**WHAT IS NEEDED:** Look for "meuble" in the listing below. Gather each line that contains it.

**GIVEN RECORDS:**
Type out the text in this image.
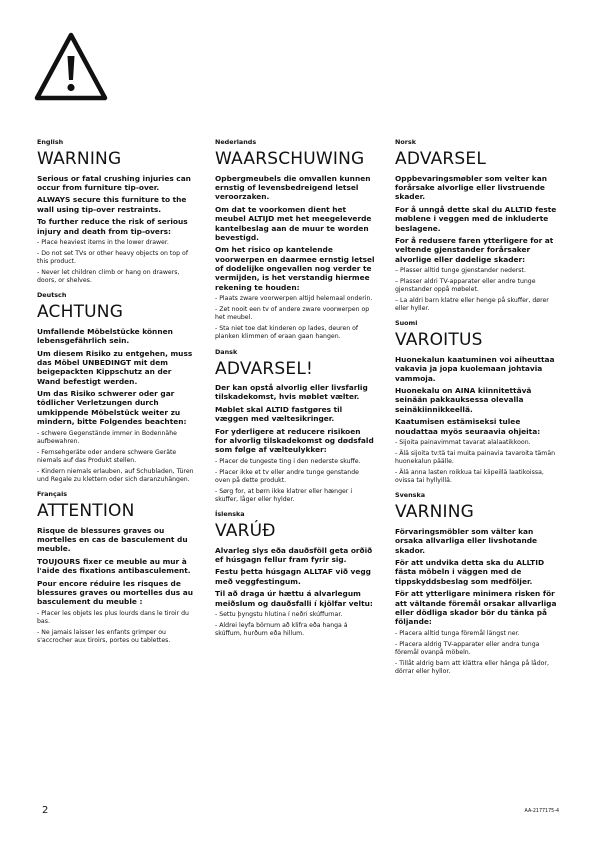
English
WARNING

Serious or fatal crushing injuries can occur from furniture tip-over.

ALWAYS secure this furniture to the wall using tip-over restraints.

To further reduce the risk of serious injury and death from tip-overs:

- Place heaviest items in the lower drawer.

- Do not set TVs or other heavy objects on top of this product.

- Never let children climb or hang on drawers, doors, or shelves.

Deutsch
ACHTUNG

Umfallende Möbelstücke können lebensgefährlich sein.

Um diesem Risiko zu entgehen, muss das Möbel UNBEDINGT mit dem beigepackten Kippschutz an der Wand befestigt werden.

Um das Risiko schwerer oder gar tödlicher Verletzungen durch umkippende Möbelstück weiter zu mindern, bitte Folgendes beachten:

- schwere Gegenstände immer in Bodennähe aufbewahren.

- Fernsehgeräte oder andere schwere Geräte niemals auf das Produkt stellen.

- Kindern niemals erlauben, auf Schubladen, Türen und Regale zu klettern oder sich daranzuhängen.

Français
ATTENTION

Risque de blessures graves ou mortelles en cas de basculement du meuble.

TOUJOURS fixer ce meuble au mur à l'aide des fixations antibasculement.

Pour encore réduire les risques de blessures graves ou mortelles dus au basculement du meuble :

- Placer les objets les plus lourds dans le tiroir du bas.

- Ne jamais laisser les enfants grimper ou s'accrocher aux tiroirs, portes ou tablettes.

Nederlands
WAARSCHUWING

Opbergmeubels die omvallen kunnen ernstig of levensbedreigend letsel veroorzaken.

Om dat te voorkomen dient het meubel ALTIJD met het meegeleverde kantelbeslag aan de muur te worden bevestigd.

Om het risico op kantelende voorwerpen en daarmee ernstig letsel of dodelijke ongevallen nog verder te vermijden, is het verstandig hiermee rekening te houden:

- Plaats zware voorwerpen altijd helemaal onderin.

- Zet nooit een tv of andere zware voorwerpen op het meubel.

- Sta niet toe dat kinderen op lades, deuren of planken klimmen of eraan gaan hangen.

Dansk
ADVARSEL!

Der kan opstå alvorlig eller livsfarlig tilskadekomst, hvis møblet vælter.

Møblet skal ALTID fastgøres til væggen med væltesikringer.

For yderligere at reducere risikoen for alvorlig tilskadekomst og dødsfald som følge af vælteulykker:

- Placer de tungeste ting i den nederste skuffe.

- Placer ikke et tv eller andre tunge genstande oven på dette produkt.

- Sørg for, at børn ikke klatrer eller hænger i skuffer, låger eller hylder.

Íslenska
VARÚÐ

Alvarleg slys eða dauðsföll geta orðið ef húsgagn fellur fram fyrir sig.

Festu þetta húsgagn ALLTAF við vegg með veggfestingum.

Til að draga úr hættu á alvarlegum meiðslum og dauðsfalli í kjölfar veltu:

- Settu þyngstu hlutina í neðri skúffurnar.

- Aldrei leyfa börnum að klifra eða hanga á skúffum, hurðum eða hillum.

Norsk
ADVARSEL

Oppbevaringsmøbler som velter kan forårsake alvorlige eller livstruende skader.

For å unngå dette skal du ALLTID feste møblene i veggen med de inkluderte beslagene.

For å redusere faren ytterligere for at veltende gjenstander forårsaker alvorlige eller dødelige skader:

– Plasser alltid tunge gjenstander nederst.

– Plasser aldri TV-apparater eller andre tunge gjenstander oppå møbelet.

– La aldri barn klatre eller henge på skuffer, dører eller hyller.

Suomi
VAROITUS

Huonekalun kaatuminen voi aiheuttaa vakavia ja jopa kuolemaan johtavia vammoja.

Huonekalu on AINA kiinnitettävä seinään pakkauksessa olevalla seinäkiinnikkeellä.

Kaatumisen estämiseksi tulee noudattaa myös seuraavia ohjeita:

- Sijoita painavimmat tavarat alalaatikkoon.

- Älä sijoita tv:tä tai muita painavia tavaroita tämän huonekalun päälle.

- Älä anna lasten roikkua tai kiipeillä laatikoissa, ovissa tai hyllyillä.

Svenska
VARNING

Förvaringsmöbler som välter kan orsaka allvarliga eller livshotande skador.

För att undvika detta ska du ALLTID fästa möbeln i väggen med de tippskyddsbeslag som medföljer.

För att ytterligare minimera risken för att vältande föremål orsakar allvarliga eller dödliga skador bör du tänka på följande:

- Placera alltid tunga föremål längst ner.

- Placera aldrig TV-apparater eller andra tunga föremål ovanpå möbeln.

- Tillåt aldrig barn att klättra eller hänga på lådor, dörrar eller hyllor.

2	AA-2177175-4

**REPLY:**
Risque de blessures graves ou mortelles en cas de basculement du meuble.
TOUJOURS fixer ce meuble au mur à l'aide des fixations antibasculement.
Pour encore réduire les risques de blessures graves ou mortelles dus au basculement du meuble :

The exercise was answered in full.